# Exercise
Every line of the material that follows must be printed again exactly.

• • • • • • •

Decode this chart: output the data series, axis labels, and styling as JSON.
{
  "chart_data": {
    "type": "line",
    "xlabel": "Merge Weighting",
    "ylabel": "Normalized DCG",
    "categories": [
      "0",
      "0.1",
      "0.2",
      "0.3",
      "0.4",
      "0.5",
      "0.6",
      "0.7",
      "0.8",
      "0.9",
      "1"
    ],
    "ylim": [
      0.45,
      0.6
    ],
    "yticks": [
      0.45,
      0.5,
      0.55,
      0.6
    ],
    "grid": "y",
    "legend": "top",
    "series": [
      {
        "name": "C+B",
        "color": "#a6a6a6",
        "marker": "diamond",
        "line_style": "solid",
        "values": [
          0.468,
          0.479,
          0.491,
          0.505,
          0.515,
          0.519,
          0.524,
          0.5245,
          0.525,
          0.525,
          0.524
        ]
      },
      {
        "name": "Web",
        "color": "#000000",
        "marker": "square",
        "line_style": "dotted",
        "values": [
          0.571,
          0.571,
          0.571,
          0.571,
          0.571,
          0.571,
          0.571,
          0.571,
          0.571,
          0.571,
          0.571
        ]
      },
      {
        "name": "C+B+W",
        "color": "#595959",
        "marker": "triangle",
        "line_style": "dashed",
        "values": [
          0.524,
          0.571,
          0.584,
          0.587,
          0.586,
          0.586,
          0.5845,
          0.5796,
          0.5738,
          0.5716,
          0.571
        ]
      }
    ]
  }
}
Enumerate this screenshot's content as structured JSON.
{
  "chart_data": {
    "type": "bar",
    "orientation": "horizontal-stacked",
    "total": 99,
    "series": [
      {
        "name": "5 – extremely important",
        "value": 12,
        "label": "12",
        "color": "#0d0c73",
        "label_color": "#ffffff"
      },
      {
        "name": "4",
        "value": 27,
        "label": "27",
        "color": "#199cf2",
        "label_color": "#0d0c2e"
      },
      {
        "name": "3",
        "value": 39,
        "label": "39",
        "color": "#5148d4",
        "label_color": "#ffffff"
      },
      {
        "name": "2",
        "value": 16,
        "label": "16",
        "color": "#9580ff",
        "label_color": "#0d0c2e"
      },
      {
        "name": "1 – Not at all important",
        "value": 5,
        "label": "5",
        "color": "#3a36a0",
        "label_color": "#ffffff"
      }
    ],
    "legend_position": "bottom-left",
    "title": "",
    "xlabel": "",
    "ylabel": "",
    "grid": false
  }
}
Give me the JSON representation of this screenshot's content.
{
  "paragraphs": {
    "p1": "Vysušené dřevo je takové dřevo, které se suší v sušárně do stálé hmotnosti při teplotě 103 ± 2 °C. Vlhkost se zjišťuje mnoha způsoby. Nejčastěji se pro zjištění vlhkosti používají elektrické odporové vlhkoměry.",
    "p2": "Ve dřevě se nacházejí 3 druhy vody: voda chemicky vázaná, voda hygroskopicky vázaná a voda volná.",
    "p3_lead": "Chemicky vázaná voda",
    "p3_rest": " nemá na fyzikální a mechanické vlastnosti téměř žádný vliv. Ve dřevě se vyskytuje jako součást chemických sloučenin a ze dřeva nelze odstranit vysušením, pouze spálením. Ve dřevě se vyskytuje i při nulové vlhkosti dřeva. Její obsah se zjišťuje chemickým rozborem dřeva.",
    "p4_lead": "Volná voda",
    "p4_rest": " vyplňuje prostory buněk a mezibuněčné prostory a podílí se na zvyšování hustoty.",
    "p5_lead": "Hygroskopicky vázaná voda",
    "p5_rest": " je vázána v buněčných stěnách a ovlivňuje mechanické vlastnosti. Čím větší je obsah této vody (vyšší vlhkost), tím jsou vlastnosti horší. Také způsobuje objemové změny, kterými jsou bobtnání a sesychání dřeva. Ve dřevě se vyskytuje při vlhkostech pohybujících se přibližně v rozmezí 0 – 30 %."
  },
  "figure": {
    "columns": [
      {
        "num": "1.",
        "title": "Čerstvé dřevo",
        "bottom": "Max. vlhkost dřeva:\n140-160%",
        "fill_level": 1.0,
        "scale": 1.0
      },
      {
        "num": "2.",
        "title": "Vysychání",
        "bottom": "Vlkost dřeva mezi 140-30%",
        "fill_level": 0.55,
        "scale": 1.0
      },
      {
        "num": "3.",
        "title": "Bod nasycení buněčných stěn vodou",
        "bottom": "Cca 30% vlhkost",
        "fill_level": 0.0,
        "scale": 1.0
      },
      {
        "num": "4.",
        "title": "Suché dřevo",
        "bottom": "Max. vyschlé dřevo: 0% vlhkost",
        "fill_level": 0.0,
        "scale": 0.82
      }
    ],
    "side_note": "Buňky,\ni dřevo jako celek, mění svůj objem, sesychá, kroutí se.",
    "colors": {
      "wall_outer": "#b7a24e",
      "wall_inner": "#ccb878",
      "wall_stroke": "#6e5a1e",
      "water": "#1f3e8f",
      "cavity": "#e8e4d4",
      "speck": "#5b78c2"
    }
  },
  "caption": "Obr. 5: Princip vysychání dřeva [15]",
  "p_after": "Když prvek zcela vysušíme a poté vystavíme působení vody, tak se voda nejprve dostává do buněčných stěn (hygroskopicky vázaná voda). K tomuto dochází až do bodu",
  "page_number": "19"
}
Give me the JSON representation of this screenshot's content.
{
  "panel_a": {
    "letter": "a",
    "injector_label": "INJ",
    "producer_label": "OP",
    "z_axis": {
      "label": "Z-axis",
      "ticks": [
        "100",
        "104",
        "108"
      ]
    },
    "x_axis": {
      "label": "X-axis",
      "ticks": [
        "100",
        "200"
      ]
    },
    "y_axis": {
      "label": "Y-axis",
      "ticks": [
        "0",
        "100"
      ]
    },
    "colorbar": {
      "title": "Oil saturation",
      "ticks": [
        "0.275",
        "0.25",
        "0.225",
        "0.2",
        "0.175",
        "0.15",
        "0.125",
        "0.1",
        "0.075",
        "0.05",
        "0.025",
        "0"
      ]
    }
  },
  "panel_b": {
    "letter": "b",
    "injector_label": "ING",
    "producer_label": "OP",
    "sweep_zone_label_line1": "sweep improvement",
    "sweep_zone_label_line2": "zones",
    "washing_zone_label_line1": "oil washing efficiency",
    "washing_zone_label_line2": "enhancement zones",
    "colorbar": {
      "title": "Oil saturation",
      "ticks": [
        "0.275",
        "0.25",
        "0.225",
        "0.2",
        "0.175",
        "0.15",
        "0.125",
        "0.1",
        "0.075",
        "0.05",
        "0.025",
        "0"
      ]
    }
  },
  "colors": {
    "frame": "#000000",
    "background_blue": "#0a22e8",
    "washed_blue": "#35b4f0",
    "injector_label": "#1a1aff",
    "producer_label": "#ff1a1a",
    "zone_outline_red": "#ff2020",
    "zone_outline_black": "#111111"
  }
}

• • • • • • •

# Task answer
Decode this chart: output the data series, axis labels, and styling as JSON.
{
  "chart_data": {
    "type": "line",
    "xlabel": "Merge Weighting",
    "ylabel": "Normalized DCG",
    "categories": [
      "0",
      "0.1",
      "0.2",
      "0.3",
      "0.4",
      "0.5",
      "0.6",
      "0.7",
      "0.8",
      "0.9",
      "1"
    ],
    "ylim": [
      0.45,
      0.6
    ],
    "yticks": [
      0.45,
      0.5,
      0.55,
      0.6
    ],
    "grid": "y",
    "legend": "top",
    "series": [
      {
        "name": "C+B",
        "color": "#a6a6a6",
        "marker": "diamond",
        "line_style": "solid",
        "values": [
          0.468,
          0.479,
          0.491,
          0.505,
          0.515,
          0.519,
          0.524,
          0.5245,
          0.525,
          0.525,
          0.524
        ]
      },
      {
        "name": "Web",
        "color": "#000000",
        "marker": "square",
        "line_style": "dotted",
        "values": [
          0.571,
          0.571,
          0.571,
          0.571,
          0.571,
          0.571,
          0.571,
          0.571,
          0.571,
          0.571,
          0.571
        ]
      },
      {
        "name": "C+B+W",
        "color": "#595959",
        "marker": "triangle",
        "line_style": "dashed",
        "values": [
          0.524,
          0.571,
          0.584,
          0.587,
          0.586,
          0.586,
          0.5845,
          0.5796,
          0.5738,
          0.5716,
          0.571
        ]
      }
    ]
  }
}
Enumerate this screenshot's content as structured JSON.
{
  "chart_data": {
    "type": "bar",
    "orientation": "horizontal-stacked",
    "total": 99,
    "series": [
      {
        "name": "5 – extremely important",
        "value": 12,
        "label": "12",
        "color": "#0d0c73",
        "label_color": "#ffffff"
      },
      {
        "name": "4",
        "value": 27,
        "label": "27",
        "color": "#199cf2",
        "label_color": "#0d0c2e"
      },
      {
        "name": "3",
        "value": 39,
        "label": "39",
        "color": "#5148d4",
        "label_color": "#ffffff"
      },
      {
        "name": "2",
        "value": 16,
        "label": "16",
        "color": "#9580ff",
        "label_color": "#0d0c2e"
      },
      {
        "name": "1 – Not at all important",
        "value": 5,
        "label": "5",
        "color": "#3a36a0",
        "label_color": "#ffffff"
      }
    ],
    "legend_position": "bottom-left",
    "title": "",
    "xlabel": "",
    "ylabel": "",
    "grid": false
  }
}
Give me the JSON representation of this screenshot's content.
{
  "paragraphs": {
    "p1": "Vysušené dřevo je takové dřevo, které se suší v sušárně do stálé hmotnosti při teplotě 103 ± 2 °C. Vlhkost se zjišťuje mnoha způsoby. Nejčastěji se pro zjištění vlhkosti používají elektrické odporové vlhkoměry.",
    "p2": "Ve dřevě se nacházejí 3 druhy vody: voda chemicky vázaná, voda hygroskopicky vázaná a voda volná.",
    "p3_lead": "Chemicky vázaná voda",
    "p3_rest": " nemá na fyzikální a mechanické vlastnosti téměř žádný vliv. Ve dřevě se vyskytuje jako součást chemických sloučenin a ze dřeva nelze odstranit vysušením, pouze spálením. Ve dřevě se vyskytuje i při nulové vlhkosti dřeva. Její obsah se zjišťuje chemickým rozborem dřeva.",
    "p4_lead": "Volná voda",
    "p4_rest": " vyplňuje prostory buněk a mezibuněčné prostory a podílí se na zvyšování hustoty.",
    "p5_lead": "Hygroskopicky vázaná voda",
    "p5_rest": " je vázána v buněčných stěnách a ovlivňuje mechanické vlastnosti. Čím větší je obsah této vody (vyšší vlhkost), tím jsou vlastnosti horší. Také způsobuje objemové změny, kterými jsou bobtnání a sesychání dřeva. Ve dřevě se vyskytuje při vlhkostech pohybujících se přibližně v rozmezí 0 – 30 %."
  },
  "figure": {
    "columns": [
      {
        "num": "1.",
        "title": "Čerstvé dřevo",
        "bottom": "Max. vlhkost dřeva:\n140-160%",
        "fill_level": 1.0,
        "scale": 1.0
      },
      {
        "num": "2.",
        "title": "Vysychání",
        "bottom": "Vlkost dřeva mezi 140-30%",
        "fill_level": 0.55,
        "scale": 1.0
      },
      {
        "num": "3.",
        "title": "Bod nasycení buněčných stěn vodou",
        "bottom": "Cca 30% vlhkost",
        "fill_level": 0.0,
        "scale": 1.0
      },
      {
        "num": "4.",
        "title": "Suché dřevo",
        "bottom": "Max. vyschlé dřevo: 0% vlhkost",
        "fill_level": 0.0,
        "scale": 0.82
      }
    ],
    "side_note": "Buňky,\ni dřevo jako celek, mění svůj objem, sesychá, kroutí se.",
    "colors": {
      "wall_outer": "#b7a24e",
      "wall_inner": "#ccb878",
      "wall_stroke": "#6e5a1e",
      "water": "#1f3e8f",
      "cavity": "#e8e4d4",
      "speck": "#5b78c2"
    }
  },
  "caption": "Obr. 5: Princip vysychání dřeva [15]",
  "p_after": "Když prvek zcela vysušíme a poté vystavíme působení vody, tak se voda nejprve dostává do buněčných stěn (hygroskopicky vázaná voda). K tomuto dochází až do bodu",
  "page_number": "19"
}
Give me the JSON representation of this screenshot's content.
{
  "panel_a": {
    "letter": "a",
    "injector_label": "INJ",
    "producer_label": "OP",
    "z_axis": {
      "label": "Z-axis",
      "ticks": [
        "100",
        "104",
        "108"
      ]
    },
    "x_axis": {
      "label": "X-axis",
      "ticks": [
        "100",
        "200"
      ]
    },
    "y_axis": {
      "label": "Y-axis",
      "ticks": [
        "0",
        "100"
      ]
    },
    "colorbar": {
      "title": "Oil saturation",
      "ticks": [
        "0.275",
        "0.25",
        "0.225",
        "0.2",
        "0.175",
        "0.15",
        "0.125",
        "0.1",
        "0.075",
        "0.05",
        "0.025",
        "0"
      ]
    }
  },
  "panel_b": {
    "letter": "b",
    "injector_label": "ING",
    "producer_label": "OP",
    "sweep_zone_label_line1": "sweep improvement",
    "sweep_zone_label_line2": "zones",
    "washing_zone_label_line1": "oil washing efficiency",
    "washing_zone_label_line2": "enhancement zones",
    "colorbar": {
      "title": "Oil saturation",
      "ticks": [
        "0.275",
        "0.25",
        "0.225",
        "0.2",
        "0.175",
        "0.15",
        "0.125",
        "0.1",
        "0.075",
        "0.05",
        "0.025",
        "0"
      ]
    }
  },
  "colors": {
    "frame": "#000000",
    "background_blue": "#0a22e8",
    "washed_blue": "#35b4f0",
    "injector_label": "#1a1aff",
    "producer_label": "#ff1a1a",
    "zone_outline_red": "#ff2020",
    "zone_outline_black": "#111111"
  }
}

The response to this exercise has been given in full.